**WRITTEN EXERCISE**
Will you quote all of the entries, word for word?

Data entries:
------------------------------
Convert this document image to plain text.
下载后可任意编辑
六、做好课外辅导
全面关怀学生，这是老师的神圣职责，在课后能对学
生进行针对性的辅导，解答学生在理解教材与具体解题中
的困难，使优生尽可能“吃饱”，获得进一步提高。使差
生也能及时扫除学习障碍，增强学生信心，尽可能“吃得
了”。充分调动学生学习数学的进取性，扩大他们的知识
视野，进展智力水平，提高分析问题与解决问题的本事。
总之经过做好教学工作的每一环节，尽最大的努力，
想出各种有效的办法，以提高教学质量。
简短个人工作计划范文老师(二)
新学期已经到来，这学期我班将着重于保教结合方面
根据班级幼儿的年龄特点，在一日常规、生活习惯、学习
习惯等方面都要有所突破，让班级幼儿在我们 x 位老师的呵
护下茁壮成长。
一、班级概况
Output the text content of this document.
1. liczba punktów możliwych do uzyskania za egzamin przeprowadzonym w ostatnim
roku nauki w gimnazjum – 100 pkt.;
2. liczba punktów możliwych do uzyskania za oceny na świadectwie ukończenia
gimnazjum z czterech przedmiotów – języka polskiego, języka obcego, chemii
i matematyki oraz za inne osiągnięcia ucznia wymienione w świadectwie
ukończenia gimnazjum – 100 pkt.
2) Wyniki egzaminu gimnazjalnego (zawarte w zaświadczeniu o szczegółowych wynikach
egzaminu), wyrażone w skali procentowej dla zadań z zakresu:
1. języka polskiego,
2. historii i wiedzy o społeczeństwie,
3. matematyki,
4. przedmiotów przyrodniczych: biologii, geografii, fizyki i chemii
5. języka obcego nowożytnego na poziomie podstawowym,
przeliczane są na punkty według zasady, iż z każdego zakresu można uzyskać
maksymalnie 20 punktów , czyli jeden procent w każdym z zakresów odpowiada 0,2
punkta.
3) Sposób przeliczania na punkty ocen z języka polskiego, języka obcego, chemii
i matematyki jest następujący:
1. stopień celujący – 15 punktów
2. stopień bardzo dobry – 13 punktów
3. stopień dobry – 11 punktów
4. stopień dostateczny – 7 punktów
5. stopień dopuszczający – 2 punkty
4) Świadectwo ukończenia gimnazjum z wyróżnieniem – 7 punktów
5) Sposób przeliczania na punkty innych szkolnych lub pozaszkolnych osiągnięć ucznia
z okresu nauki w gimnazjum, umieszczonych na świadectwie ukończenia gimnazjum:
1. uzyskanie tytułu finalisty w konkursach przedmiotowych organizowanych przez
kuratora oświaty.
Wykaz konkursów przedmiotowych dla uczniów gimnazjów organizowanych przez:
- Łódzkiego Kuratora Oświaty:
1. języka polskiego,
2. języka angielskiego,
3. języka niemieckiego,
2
------------------------------
**RESPONSE**
Convert this document image to plain text.
下载后可任意编辑
六、做好课外辅导
全面关怀学生，这是老师的神圣职责，在课后能对学
生进行针对性的辅导，解答学生在理解教材与具体解题中
的困难，使优生尽可能“吃饱”，获得进一步提高。使差
生也能及时扫除学习障碍，增强学生信心，尽可能“吃得
了”。充分调动学生学习数学的进取性，扩大他们的知识
视野，进展智力水平，提高分析问题与解决问题的本事。
总之经过做好教学工作的每一环节，尽最大的努力，
想出各种有效的办法，以提高教学质量。
简短个人工作计划范文老师(二)
新学期已经到来，这学期我班将着重于保教结合方面
根据班级幼儿的年龄特点，在一日常规、生活习惯、学习
习惯等方面都要有所突破，让班级幼儿在我们 x 位老师的呵
护下茁壮成长。
一、班级概况
Output the text content of this document.
1. liczba punktów możliwych do uzyskania za egzamin przeprowadzonym w ostatnim
roku nauki w gimnazjum – 100 pkt.;
2. liczba punktów możliwych do uzyskania za oceny na świadectwie ukończenia
gimnazjum z czterech przedmiotów – języka polskiego, języka obcego, chemii
i matematyki oraz za inne osiągnięcia ucznia wymienione w świadectwie
ukończenia gimnazjum – 100 pkt.
2) Wyniki egzaminu gimnazjalnego (zawarte w zaświadczeniu o szczegółowych wynikach
egzaminu), wyrażone w skali procentowej dla zadań z zakresu:
1. języka polskiego,
2. historii i wiedzy o społeczeństwie,
3. matematyki,
4. przedmiotów przyrodniczych: biologii, geografii, fizyki i chemii
5. języka obcego nowożytnego na poziomie podstawowym,
przeliczane są na punkty według zasady, iż z każdego zakresu można uzyskać
maksymalnie 20 punktów , czyli jeden procent w każdym z zakresów odpowiada 0,2
punkta.
3) Sposób przeliczania na punkty ocen z języka polskiego, języka obcego, chemii
i matematyki jest następujący:
1. stopień celujący – 15 punktów
2. stopień bardzo dobry – 13 punktów
3. stopień dobry – 11 punktów
4. stopień dostateczny – 7 punktów
5. stopień dopuszczający – 2 punkty
4) Świadectwo ukończenia gimnazjum z wyróżnieniem – 7 punktów
5) Sposób przeliczania na punkty innych szkolnych lub pozaszkolnych osiągnięć ucznia
z okresu nauki w gimnazjum, umieszczonych na świadectwie ukończenia gimnazjum:
1. uzyskanie tytułu finalisty w konkursach przedmiotowych organizowanych przez
kuratora oświaty.
Wykaz konkursów przedmiotowych dla uczniów gimnazjów organizowanych przez:
- Łódzkiego Kuratora Oświaty:
1. języka polskiego,
2. języka angielskiego,
3. języka niemieckiego,
2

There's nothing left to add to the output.